━━━ Material provided ━━━

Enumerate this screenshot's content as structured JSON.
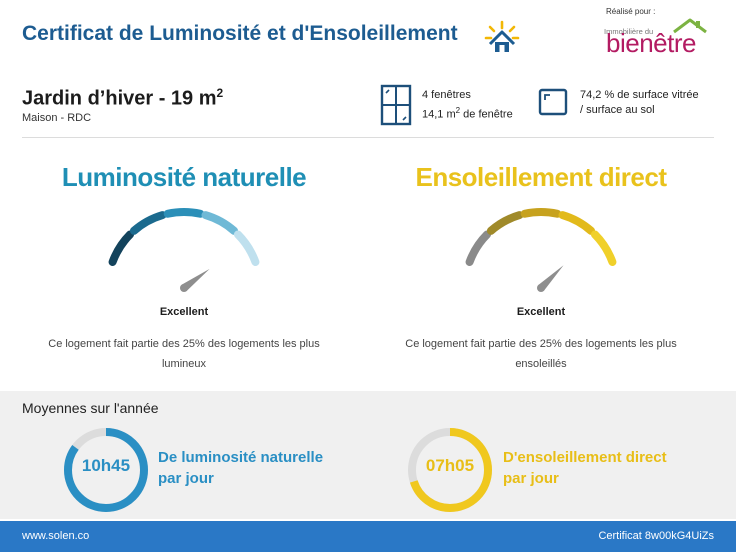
{
  "header": {
    "title": "Certificat de Luminosité et d'Ensoleillement",
    "title_icon": "sun-house-icon",
    "brand_by": "Réalisé pour :",
    "brand_small": "Immobilière du",
    "brand_name": "bienêtre"
  },
  "room": {
    "title": "Jardin d’hiver - 19 m",
    "title_sup": "2",
    "subtitle": "Maison - RDC",
    "windows_line1": "4 fenêtres",
    "windows_line2_pre": "14,1 m",
    "windows_line2_sup": "2",
    "windows_line2_post": " de fenêtre",
    "surface_line1": "74,2 % de surface vitrée",
    "surface_line2": " / surface au sol"
  },
  "gauges": [
    {
      "title": "Luminosité naturelle",
      "level": 0.88,
      "rating": "Excellent",
      "description": "Ce logement fait partie des 25% des logements les plus lumineux",
      "title_color": "#1f8fb5",
      "segment_colors": [
        "#13435c",
        "#1b6a8e",
        "#2b8fb8",
        "#6fb9d6",
        "#bfe0ee"
      ]
    },
    {
      "title": "Ensoleillement direct",
      "level": 0.82,
      "rating": "Excellent",
      "description": "Ce logement fait partie des 25% des logements les plus ensoleillés",
      "title_color": "#e9c21c",
      "segment_colors": [
        "#8a8a8a",
        "#a08a2a",
        "#c7a21e",
        "#e2ba1b",
        "#f0d02a"
      ]
    }
  ],
  "averages": {
    "heading": "Moyennes sur l'année",
    "light": {
      "value": "10h45",
      "label_line1": "De luminosité naturelle",
      "label_line2": "par jour",
      "fraction": 0.85,
      "color": "#2a8fc4"
    },
    "sun": {
      "value": "07h05",
      "label_line1": "D'ensoleillement direct",
      "label_line2": "par jour",
      "fraction": 0.7,
      "color": "#f0c81e"
    }
  },
  "footer": {
    "website": "www.solen.co",
    "certificate": "Certificat 8w00kG4UiZs"
  },
  "colors": {
    "header_blue": "#1d5c91",
    "brand_magenta": "#b31b62",
    "footer_blue": "#2a78c6",
    "ring_track": "#dcdcdc"
  }
}
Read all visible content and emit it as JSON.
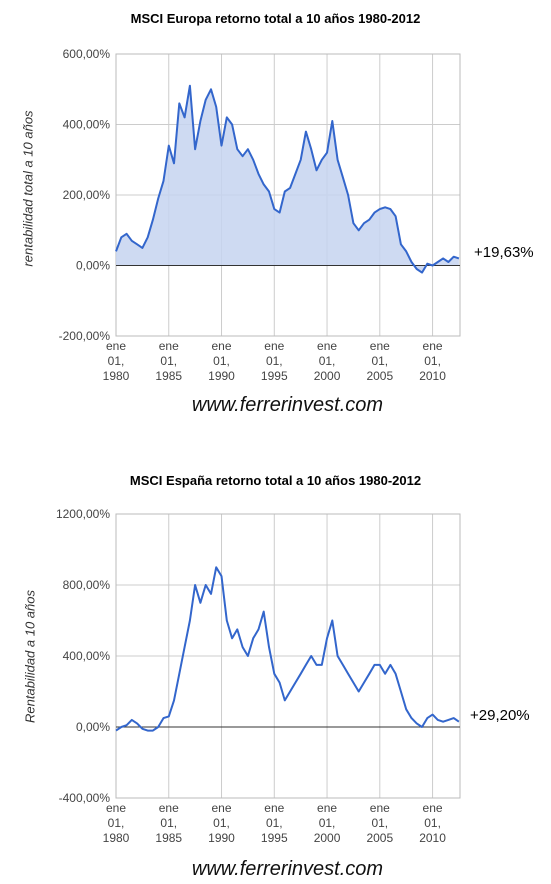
{
  "chart_data": [
    {
      "type": "area",
      "title": "MSCI Europa retorno total a 10 años 1980-2012",
      "ylabel": "rentabilidad total a 10 años",
      "xlabel": "",
      "y_ticks": [
        "600,00%",
        "400,00%",
        "200,00%",
        "0,00%",
        "-200,00%"
      ],
      "y_tick_values": [
        600,
        400,
        200,
        0,
        -200
      ],
      "ylim": [
        -200,
        600
      ],
      "x_ticks": [
        {
          "l1": "ene",
          "l2": "01,",
          "l3": "1980",
          "year": 1980
        },
        {
          "l1": "ene",
          "l2": "01,",
          "l3": "1985",
          "year": 1985
        },
        {
          "l1": "ene",
          "l2": "01,",
          "l3": "1990",
          "year": 1990
        },
        {
          "l1": "ene",
          "l2": "01,",
          "l3": "1995",
          "year": 1995
        },
        {
          "l1": "ene",
          "l2": "01,",
          "l3": "2000",
          "year": 2000
        },
        {
          "l1": "ene",
          "l2": "01,",
          "l3": "2005",
          "year": 2005
        },
        {
          "l1": "ene",
          "l2": "01,",
          "l3": "2010",
          "year": 2010
        }
      ],
      "xlim": [
        1980,
        2012.6
      ],
      "grid": true,
      "fill": true,
      "color": "#3366cc",
      "fill_color": "#c5d3f0",
      "end_label": "+19,63%",
      "watermark": "www.ferrerinvest.com",
      "x": [
        1980.0,
        1980.5,
        1981.0,
        1981.5,
        1982.0,
        1982.5,
        1983.0,
        1983.5,
        1984.0,
        1984.5,
        1985.0,
        1985.5,
        1986.0,
        1986.5,
        1987.0,
        1987.5,
        1988.0,
        1988.5,
        1989.0,
        1989.5,
        1990.0,
        1990.5,
        1991.0,
        1991.5,
        1992.0,
        1992.5,
        1993.0,
        1993.5,
        1994.0,
        1994.5,
        1995.0,
        1995.5,
        1996.0,
        1996.5,
        1997.0,
        1997.5,
        1998.0,
        1998.5,
        1999.0,
        1999.5,
        2000.0,
        2000.5,
        2001.0,
        2001.5,
        2002.0,
        2002.5,
        2003.0,
        2003.5,
        2004.0,
        2004.5,
        2005.0,
        2005.5,
        2006.0,
        2006.5,
        2007.0,
        2007.5,
        2008.0,
        2008.5,
        2009.0,
        2009.5,
        2010.0,
        2010.5,
        2011.0,
        2011.5,
        2012.0,
        2012.5
      ],
      "values": [
        40,
        80,
        90,
        70,
        60,
        50,
        80,
        130,
        190,
        240,
        340,
        290,
        460,
        420,
        510,
        330,
        410,
        470,
        500,
        450,
        340,
        420,
        400,
        330,
        310,
        330,
        300,
        260,
        230,
        210,
        160,
        150,
        210,
        220,
        260,
        300,
        380,
        330,
        270,
        300,
        320,
        410,
        300,
        250,
        200,
        120,
        100,
        120,
        130,
        150,
        160,
        165,
        160,
        140,
        60,
        40,
        10,
        -10,
        -20,
        5,
        0,
        10,
        20,
        10,
        25,
        20
      ]
    },
    {
      "type": "line",
      "title": "MSCI España retorno total a 10 años 1980-2012",
      "ylabel": "Rentabilidad a 10 años",
      "xlabel": "",
      "y_ticks": [
        "1200,00%",
        "800,00%",
        "400,00%",
        "0,00%",
        "-400,00%"
      ],
      "y_tick_values": [
        1200,
        800,
        400,
        0,
        -400
      ],
      "ylim": [
        -400,
        1200
      ],
      "x_ticks": [
        {
          "l1": "ene",
          "l2": "01,",
          "l3": "1980",
          "year": 1980
        },
        {
          "l1": "ene",
          "l2": "01,",
          "l3": "1985",
          "year": 1985
        },
        {
          "l1": "ene",
          "l2": "01,",
          "l3": "1990",
          "year": 1990
        },
        {
          "l1": "ene",
          "l2": "01,",
          "l3": "1995",
          "year": 1995
        },
        {
          "l1": "ene",
          "l2": "01,",
          "l3": "2000",
          "year": 2000
        },
        {
          "l1": "ene",
          "l2": "01,",
          "l3": "2005",
          "year": 2005
        },
        {
          "l1": "ene",
          "l2": "01,",
          "l3": "2010",
          "year": 2010
        }
      ],
      "xlim": [
        1980,
        2012.6
      ],
      "grid": true,
      "fill": false,
      "color": "#3366cc",
      "end_label": "+29,20%",
      "watermark": "www.ferrerinvest.com",
      "x": [
        1980.0,
        1980.5,
        1981.0,
        1981.5,
        1982.0,
        1982.5,
        1983.0,
        1983.5,
        1984.0,
        1984.5,
        1985.0,
        1985.5,
        1986.0,
        1986.5,
        1987.0,
        1987.5,
        1988.0,
        1988.5,
        1989.0,
        1989.5,
        1990.0,
        1990.5,
        1991.0,
        1991.5,
        1992.0,
        1992.5,
        1993.0,
        1993.5,
        1994.0,
        1994.5,
        1995.0,
        1995.5,
        1996.0,
        1996.5,
        1997.0,
        1997.5,
        1998.0,
        1998.5,
        1999.0,
        1999.5,
        2000.0,
        2000.5,
        2001.0,
        2001.5,
        2002.0,
        2002.5,
        2003.0,
        2003.5,
        2004.0,
        2004.5,
        2005.0,
        2005.5,
        2006.0,
        2006.5,
        2007.0,
        2007.5,
        2008.0,
        2008.5,
        2009.0,
        2009.5,
        2010.0,
        2010.5,
        2011.0,
        2011.5,
        2012.0,
        2012.5
      ],
      "values": [
        -20,
        0,
        10,
        40,
        20,
        -10,
        -20,
        -20,
        0,
        50,
        60,
        150,
        300,
        450,
        600,
        800,
        700,
        800,
        750,
        900,
        850,
        600,
        500,
        550,
        450,
        400,
        500,
        550,
        650,
        450,
        300,
        250,
        150,
        200,
        250,
        300,
        350,
        400,
        350,
        350,
        500,
        600,
        400,
        350,
        300,
        250,
        200,
        250,
        300,
        350,
        350,
        300,
        350,
        300,
        200,
        100,
        50,
        20,
        0,
        50,
        70,
        40,
        30,
        40,
        50,
        30
      ]
    }
  ]
}
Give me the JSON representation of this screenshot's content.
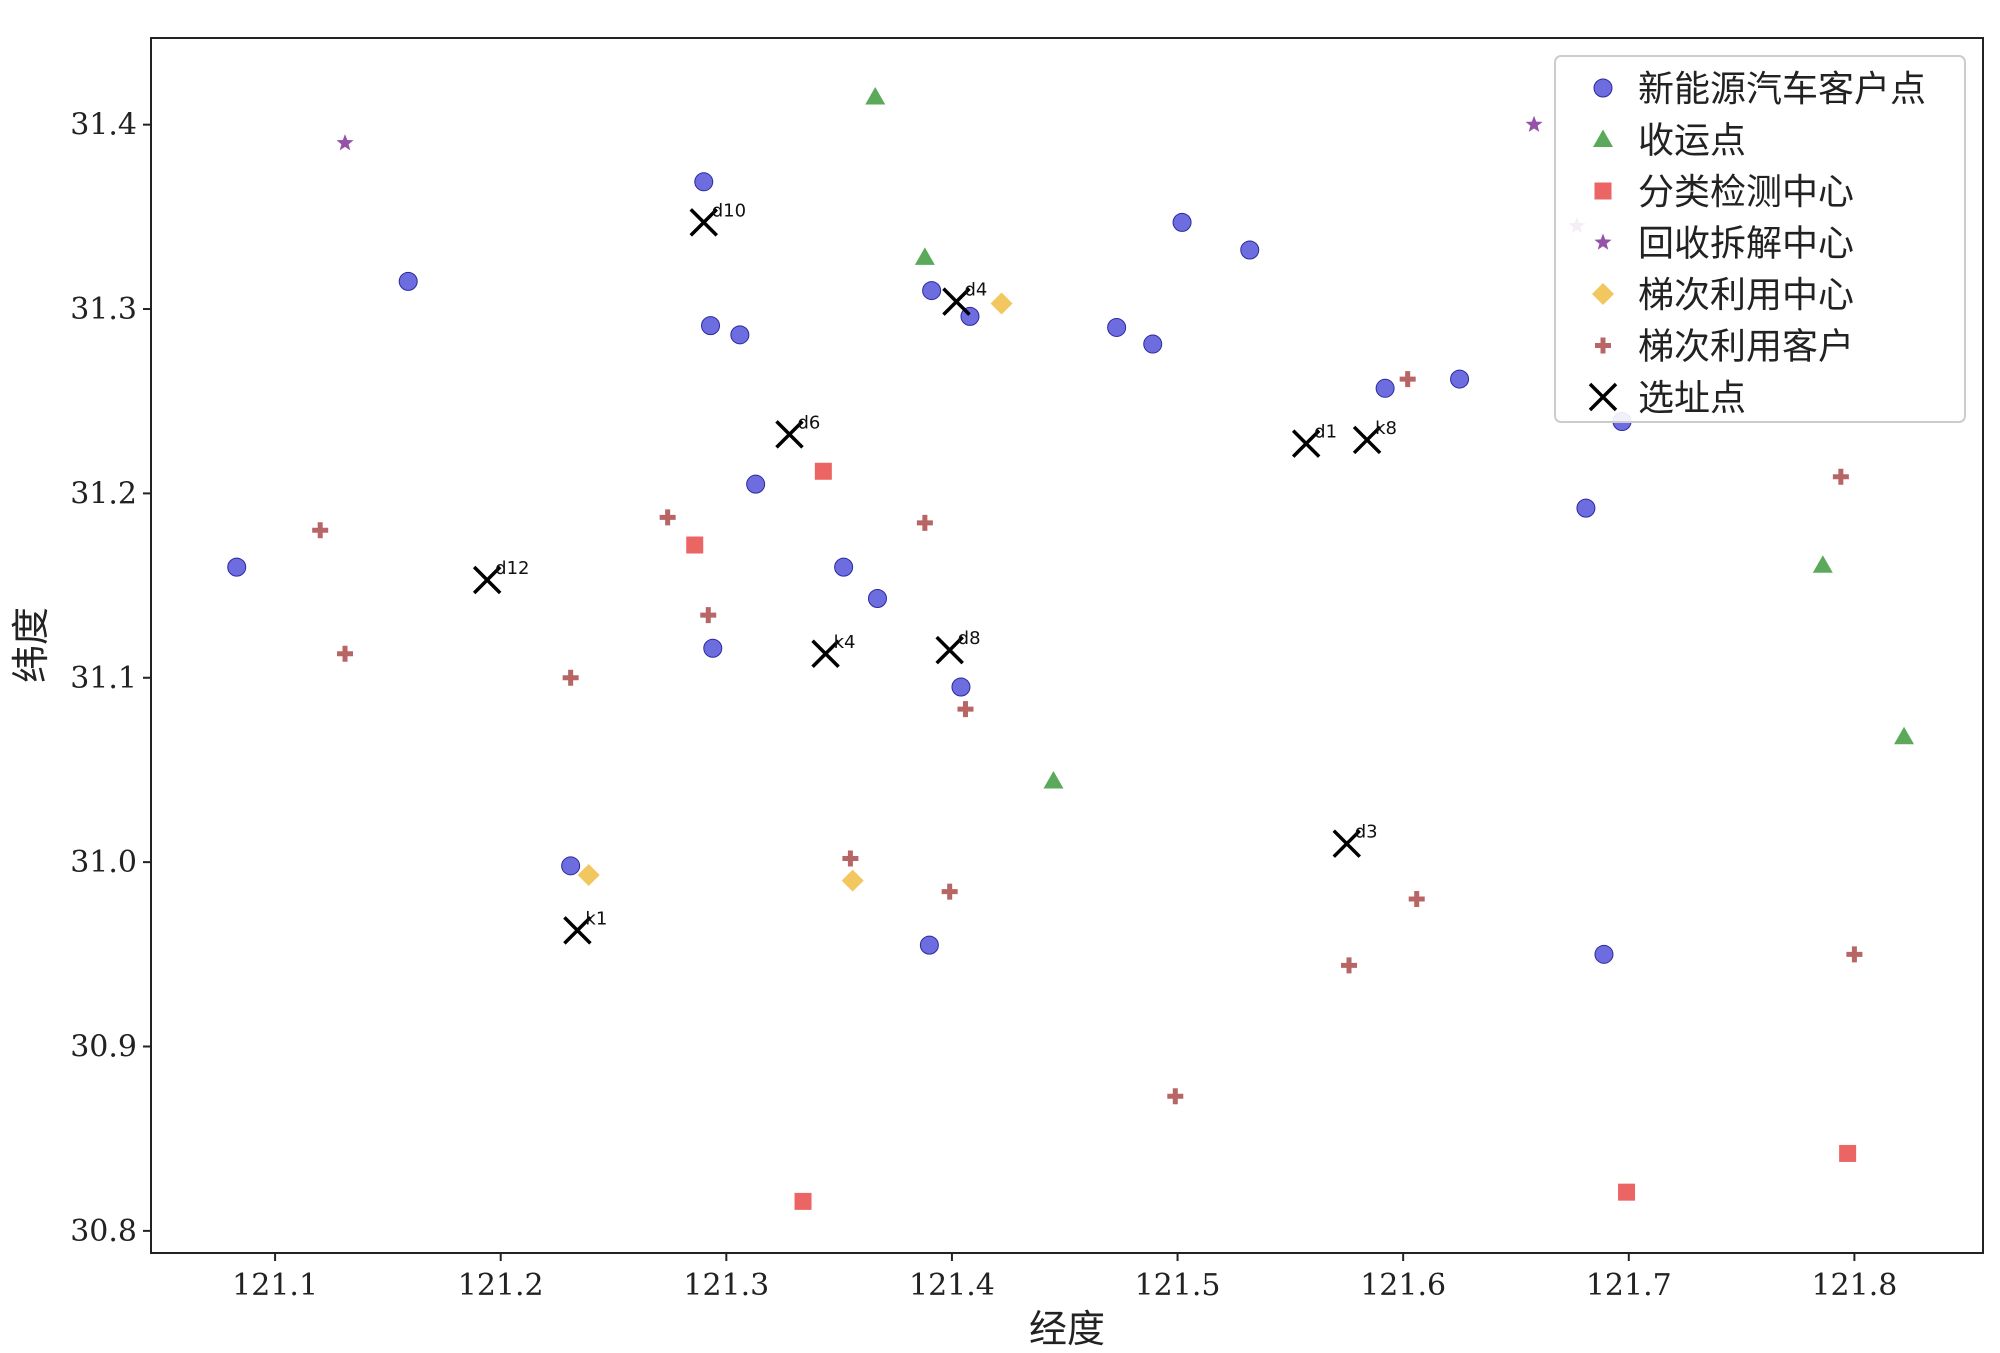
{
  "chart_data": {
    "type": "scatter",
    "xlabel": "经度",
    "ylabel": "纬度",
    "xlim": [
      121.045,
      121.857
    ],
    "ylim": [
      30.788,
      31.447
    ],
    "xticks": [
      "121.1",
      "121.2",
      "121.3",
      "121.4",
      "121.5",
      "121.6",
      "121.7",
      "121.8"
    ],
    "yticks": [
      "30.8",
      "30.9",
      "31.0",
      "31.1",
      "31.2",
      "31.3",
      "31.4"
    ],
    "grid": false,
    "legend_position": "top-right",
    "series": [
      {
        "name": "新能源汽车客户点",
        "marker": "circle",
        "color": "#4848d8",
        "points": [
          [
            121.29,
            31.369
          ],
          [
            121.159,
            31.315
          ],
          [
            121.293,
            31.291
          ],
          [
            121.306,
            31.286
          ],
          [
            121.391,
            31.31
          ],
          [
            121.408,
            31.296
          ],
          [
            121.502,
            31.347
          ],
          [
            121.532,
            31.332
          ],
          [
            121.473,
            31.29
          ],
          [
            121.489,
            31.281
          ],
          [
            121.592,
            31.257
          ],
          [
            121.625,
            31.262
          ],
          [
            121.313,
            31.205
          ],
          [
            121.352,
            31.16
          ],
          [
            121.367,
            31.143
          ],
          [
            121.294,
            31.116
          ],
          [
            121.404,
            31.095
          ],
          [
            121.083,
            31.16
          ],
          [
            121.231,
            30.998
          ],
          [
            121.39,
            30.955
          ],
          [
            121.681,
            31.192
          ],
          [
            121.689,
            30.95
          ],
          [
            121.697,
            31.239
          ]
        ]
      },
      {
        "name": "收运点",
        "marker": "triangle",
        "color": "#3e9a3e",
        "points": [
          [
            121.366,
            31.415
          ],
          [
            121.388,
            31.328
          ],
          [
            121.445,
            31.044
          ],
          [
            121.786,
            31.161
          ],
          [
            121.822,
            31.068
          ]
        ]
      },
      {
        "name": "分类检测中心",
        "marker": "square",
        "color": "#e84a4a",
        "points": [
          [
            121.343,
            31.212
          ],
          [
            121.286,
            31.172
          ],
          [
            121.334,
            30.816
          ],
          [
            121.699,
            30.821
          ],
          [
            121.797,
            30.842
          ]
        ]
      },
      {
        "name": "回收拆解中心",
        "marker": "star",
        "color": "#8a3f9e",
        "points": [
          [
            121.131,
            31.39
          ],
          [
            121.658,
            31.4
          ],
          [
            121.677,
            31.345
          ]
        ]
      },
      {
        "name": "梯次利用中心",
        "marker": "diamond",
        "color": "#f2c14e",
        "points": [
          [
            121.422,
            31.303
          ],
          [
            121.239,
            30.993
          ],
          [
            121.356,
            30.99
          ]
        ]
      },
      {
        "name": "梯次利用客户",
        "marker": "plus",
        "color": "#b05454",
        "points": [
          [
            121.12,
            31.18
          ],
          [
            121.131,
            31.113
          ],
          [
            121.274,
            31.187
          ],
          [
            121.292,
            31.134
          ],
          [
            121.388,
            31.184
          ],
          [
            121.231,
            31.1
          ],
          [
            121.406,
            31.083
          ],
          [
            121.355,
            31.002
          ],
          [
            121.399,
            30.984
          ],
          [
            121.602,
            31.262
          ],
          [
            121.794,
            31.209
          ],
          [
            121.606,
            30.98
          ],
          [
            121.576,
            30.944
          ],
          [
            121.499,
            30.873
          ],
          [
            121.8,
            30.95
          ]
        ]
      },
      {
        "name": "选址点",
        "marker": "x",
        "color": "#000000",
        "points": [
          [
            121.29,
            31.347
          ],
          [
            121.402,
            31.304
          ],
          [
            121.328,
            31.232
          ],
          [
            121.194,
            31.153
          ],
          [
            121.344,
            31.113
          ],
          [
            121.399,
            31.115
          ],
          [
            121.557,
            31.227
          ],
          [
            121.584,
            31.229
          ],
          [
            121.575,
            31.01
          ],
          [
            121.234,
            30.963
          ]
        ],
        "labels": [
          "d10",
          "d4",
          "d6",
          "d12",
          "k4",
          "d8",
          "d1",
          "k8",
          "d3",
          "k1"
        ]
      }
    ]
  }
}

━━━

### What is asked
In the lines above, find each one with "años" and list it.

### Output for this task
      "title": "MSCI Europa retorno total a 10 años 1980-2012",
      "ylabel": "rentabilidad total a 10 años",
      "title": "MSCI España retorno total a 10 años 1980-2012",
      "ylabel": "Rentabilidad a 10 años",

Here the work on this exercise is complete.